▶ **Uraian Tugas**
Berdasarkan bacaan yang disediakan tentang perampasan ruang hidup, undang-undang apa yang mengatur fungsi pemerintah?

XMsD68HnejBXABBaSiR3nl4DhiBV28OkDfbqDe4F

Hentikan Perampasan Ruang Hidup

 

Ilustrasi : Adam Yogatama

Pemerintah kembali menunjukkan peran antagonisnya kepada rakyat kala penambangan pasir laut dibuka. Pengingkaran terhadap kritik-kritik yang disampaikan dengan menggunakan eufemisme, sebagai alat untuk berkelit sangatlah tidak bertanggung jawab. Bahkan, menampik penambangan pasir laut dengan menggunakan diksi sedimen adalah pembodohan.

Gelombang pemanfaatan atas sedimentasi pasir laut pun mulai bergulir. Pemerintah mengakomodir biaya promosi melalui media massa. Munculnya tokoh-tokoh berpengaruh yang menyampaikan kebermanfaatan proyek, telah menyihir sebagian publik untuk turut serta mendukung–tanpa melihat substansi lebih jauh.

 Layaknya program-program lain, kebijakan ini dijalankan demi memperoleh keuntungan besar, “guna kemakmuran rakyat”. Fragmen ini selalu menjadi senjata utama negara, agar setiap proyek yang diinginkan dapat terlaksana. Meski pada akhirnya, hanya sebagian “rakyat” saja yang diuntungkan, sementara yang lain menanggung risiko buruknya.

Sayangnya, masalah ini terjadi tidak sekali saja dan bukan hanya terjadi dalam konteks penambangan pasir laut. Daftar kejahatan pemerintah dalam merampas ruang hidup, seperti sudah tidak dapat dihitung dengan pasti. Janji-janji akan kelestarian baik budaya maupun lingkungan, bagai nyanyian tidur yang hanya mengantarkan pada mimpi-mimpi utopis belaka.

Negara seakan hanya menjadi kue kekuasaan konsorsium. Institusi ini tidak lagi berdiri untuk kepentingan publik, melainkan menjadi “juru legal” perusahaan atas usaha eksplorasi sumber daya alam yang kerap kali ugal-ugalan.

Padahal jelas, fungsi pemerintah seharusnya adalah melaksanakan pengaturan, pelayanan, pembangunan, pemberdayaan, dan perlindungan sesuai UU Republik Indonesia No. 30 Tahun 2014. Namun, pemerintah saat ini lebih banyak menyalurkan tenaganya untuk omong kosong pembangunan dan hilirisasi yang tak jelas juntrungan sebenarnya.

Akselerasi pertumbuhan ekonomi yang sering digaungkan hanya akan menjadi boomerang, ketika pemenuhan terhadap kebutuhan pokok belum juga stabil. Tentunya termasuk pemenuhan terhadap ruang hidup dan papan tempat tinggal.

Kasus-kasus Perampasan Ruang Hidup oleh Pemerintah

Agustus 2024, Sorbatua Siallagan harus menerima nasib dipenjara selama dua tahun ke depan, karena menggarap lahan leluhurnya sendiri. Ia bahkan diharuskan membayar denda satu milyar rupiah atau subsider enam bulan penjara. Dirinya dianggap bersalah atas pembukaan lahan dan pendudukan kawasan hutan, yang klaim konsensinya dimiliki oleh PT Toba Pulp Lestari. Padahal, tanah yang digarapnya telah mendapat sertifikat verifikasi dari Badan Registrasi Wilayah Adat (BRWA).

▶ **Bahan Sumber**
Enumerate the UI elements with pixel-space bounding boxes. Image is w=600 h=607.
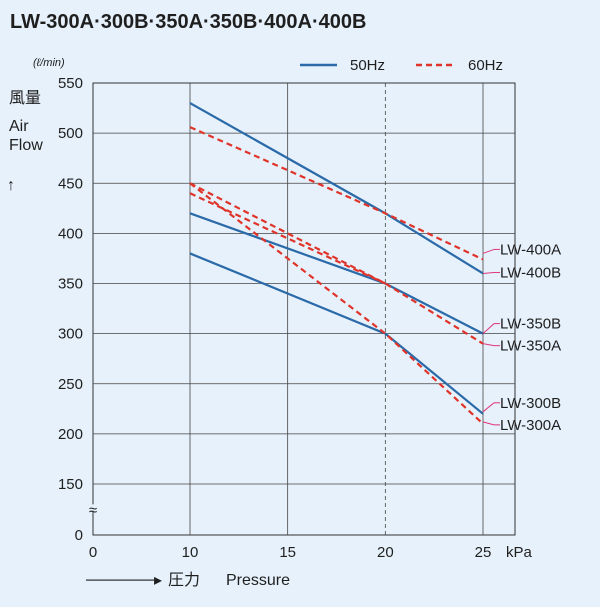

▶ **Jawaban Soal**
UU Republik Indonesia No. 30 Tahun 2014.